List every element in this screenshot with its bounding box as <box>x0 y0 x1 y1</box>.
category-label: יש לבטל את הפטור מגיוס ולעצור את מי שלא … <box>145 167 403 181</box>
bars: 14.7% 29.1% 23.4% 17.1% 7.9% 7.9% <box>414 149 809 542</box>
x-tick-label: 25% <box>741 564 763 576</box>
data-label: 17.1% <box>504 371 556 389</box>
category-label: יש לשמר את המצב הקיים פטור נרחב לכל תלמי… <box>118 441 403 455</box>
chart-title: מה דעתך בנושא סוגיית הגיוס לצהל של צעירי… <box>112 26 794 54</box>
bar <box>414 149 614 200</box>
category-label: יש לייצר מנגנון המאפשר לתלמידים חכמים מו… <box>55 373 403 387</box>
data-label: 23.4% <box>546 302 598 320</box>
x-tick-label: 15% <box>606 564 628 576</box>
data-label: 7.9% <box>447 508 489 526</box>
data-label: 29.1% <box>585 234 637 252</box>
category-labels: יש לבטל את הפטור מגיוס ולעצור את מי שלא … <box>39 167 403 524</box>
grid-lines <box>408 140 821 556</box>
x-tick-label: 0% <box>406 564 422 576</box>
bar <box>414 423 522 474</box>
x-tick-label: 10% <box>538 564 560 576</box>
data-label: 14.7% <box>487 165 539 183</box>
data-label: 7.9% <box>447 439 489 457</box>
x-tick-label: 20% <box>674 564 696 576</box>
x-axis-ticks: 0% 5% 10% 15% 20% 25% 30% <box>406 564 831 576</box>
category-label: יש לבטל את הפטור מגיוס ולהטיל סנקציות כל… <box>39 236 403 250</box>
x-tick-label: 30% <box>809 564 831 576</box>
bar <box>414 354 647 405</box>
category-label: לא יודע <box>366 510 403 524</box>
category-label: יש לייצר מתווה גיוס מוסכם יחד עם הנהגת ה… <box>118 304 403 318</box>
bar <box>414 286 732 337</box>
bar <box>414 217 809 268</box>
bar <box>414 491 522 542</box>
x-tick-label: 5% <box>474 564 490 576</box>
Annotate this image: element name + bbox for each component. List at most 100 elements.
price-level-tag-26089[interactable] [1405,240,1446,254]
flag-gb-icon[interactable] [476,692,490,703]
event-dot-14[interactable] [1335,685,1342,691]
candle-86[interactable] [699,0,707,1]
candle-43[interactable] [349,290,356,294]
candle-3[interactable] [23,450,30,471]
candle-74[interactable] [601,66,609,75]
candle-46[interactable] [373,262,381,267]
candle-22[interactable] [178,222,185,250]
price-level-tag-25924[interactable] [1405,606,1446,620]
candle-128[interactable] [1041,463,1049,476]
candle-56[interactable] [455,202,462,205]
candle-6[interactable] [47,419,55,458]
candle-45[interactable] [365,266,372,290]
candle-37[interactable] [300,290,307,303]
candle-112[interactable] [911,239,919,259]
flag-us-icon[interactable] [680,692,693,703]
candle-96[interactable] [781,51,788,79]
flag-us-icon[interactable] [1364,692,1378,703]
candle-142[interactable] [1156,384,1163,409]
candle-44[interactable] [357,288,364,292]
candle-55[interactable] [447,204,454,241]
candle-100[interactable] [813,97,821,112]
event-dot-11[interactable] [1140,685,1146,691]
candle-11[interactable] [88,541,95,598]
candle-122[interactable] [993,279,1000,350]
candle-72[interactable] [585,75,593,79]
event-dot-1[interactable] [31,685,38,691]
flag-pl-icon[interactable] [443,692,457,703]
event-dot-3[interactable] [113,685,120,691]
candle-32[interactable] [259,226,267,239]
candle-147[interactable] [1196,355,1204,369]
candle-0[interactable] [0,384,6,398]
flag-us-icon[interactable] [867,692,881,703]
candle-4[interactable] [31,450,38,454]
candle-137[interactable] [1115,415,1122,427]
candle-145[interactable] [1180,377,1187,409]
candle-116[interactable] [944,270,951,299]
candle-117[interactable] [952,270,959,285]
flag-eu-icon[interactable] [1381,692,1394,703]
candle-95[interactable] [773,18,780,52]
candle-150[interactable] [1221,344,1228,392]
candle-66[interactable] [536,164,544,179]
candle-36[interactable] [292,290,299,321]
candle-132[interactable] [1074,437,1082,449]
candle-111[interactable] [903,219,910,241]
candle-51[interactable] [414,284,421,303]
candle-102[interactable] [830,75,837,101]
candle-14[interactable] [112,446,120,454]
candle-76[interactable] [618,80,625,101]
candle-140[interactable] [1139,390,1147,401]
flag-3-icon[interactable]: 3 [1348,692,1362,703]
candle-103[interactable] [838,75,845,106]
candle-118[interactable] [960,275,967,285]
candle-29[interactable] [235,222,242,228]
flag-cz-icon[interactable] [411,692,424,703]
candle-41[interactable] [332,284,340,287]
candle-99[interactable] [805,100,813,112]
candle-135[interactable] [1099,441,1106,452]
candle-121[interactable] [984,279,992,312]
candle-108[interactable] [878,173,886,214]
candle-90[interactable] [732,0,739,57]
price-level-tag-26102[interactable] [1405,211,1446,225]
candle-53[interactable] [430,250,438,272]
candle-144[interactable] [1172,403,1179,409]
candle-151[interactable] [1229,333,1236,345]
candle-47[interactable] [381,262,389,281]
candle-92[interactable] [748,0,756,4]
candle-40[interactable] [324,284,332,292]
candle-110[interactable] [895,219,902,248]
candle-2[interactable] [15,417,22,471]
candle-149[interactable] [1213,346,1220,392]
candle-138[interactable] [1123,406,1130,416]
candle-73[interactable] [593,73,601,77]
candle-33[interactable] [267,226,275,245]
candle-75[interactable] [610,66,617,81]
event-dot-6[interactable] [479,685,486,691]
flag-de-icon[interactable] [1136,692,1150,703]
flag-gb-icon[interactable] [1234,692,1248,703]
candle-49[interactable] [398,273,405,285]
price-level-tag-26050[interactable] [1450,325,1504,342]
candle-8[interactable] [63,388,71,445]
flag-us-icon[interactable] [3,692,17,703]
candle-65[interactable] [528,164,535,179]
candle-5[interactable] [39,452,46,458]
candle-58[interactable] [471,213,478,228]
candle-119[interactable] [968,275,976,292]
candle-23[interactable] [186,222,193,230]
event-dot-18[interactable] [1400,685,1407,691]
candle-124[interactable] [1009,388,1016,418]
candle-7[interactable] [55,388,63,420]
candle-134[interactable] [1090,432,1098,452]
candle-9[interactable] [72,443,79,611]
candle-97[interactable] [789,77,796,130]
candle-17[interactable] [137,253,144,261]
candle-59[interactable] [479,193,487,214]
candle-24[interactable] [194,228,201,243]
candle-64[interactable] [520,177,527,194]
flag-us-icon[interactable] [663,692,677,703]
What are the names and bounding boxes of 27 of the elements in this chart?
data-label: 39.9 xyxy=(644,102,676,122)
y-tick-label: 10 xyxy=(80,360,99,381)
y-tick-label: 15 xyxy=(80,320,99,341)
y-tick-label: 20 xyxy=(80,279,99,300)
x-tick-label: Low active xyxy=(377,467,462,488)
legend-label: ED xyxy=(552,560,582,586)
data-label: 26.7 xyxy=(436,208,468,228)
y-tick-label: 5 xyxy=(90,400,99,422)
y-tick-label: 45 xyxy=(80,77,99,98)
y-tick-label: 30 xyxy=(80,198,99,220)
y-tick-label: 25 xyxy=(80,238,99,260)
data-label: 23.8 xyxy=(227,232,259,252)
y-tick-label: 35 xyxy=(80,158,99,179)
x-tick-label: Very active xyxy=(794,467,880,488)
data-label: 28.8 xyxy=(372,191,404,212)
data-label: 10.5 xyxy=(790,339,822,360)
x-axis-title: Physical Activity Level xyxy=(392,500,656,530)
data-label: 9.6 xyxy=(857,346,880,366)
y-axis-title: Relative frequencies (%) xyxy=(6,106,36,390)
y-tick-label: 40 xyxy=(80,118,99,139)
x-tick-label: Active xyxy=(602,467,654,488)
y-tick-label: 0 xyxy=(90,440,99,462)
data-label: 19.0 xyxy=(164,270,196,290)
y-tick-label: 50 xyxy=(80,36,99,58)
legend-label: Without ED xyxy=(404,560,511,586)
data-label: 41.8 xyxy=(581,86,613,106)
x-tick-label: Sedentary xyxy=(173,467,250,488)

________________________________________

#### [WRITTEN EXERCISE]
Please recast the entries above, from the first line through the line containing "x-tick-label: 25% <box>741 564 763 576</box>", inclusive, as a numbered list, leaving out any blank lines.

#### [WORKED SOLUTION]
1. List every element in this screenshot with its bounding box as <box>x0 y0 x1 y1</box>.
2. category-label: יש לבטל את הפטור מגיוס ולעצור את מי שלא … <box>145 167 403 181</box>
3. bars: 14.7% 29.1% 23.4% 17.1% 7.9% 7.9% <box>414 149 809 542</box>
4. x-tick-label: 25% <box>741 564 763 576</box>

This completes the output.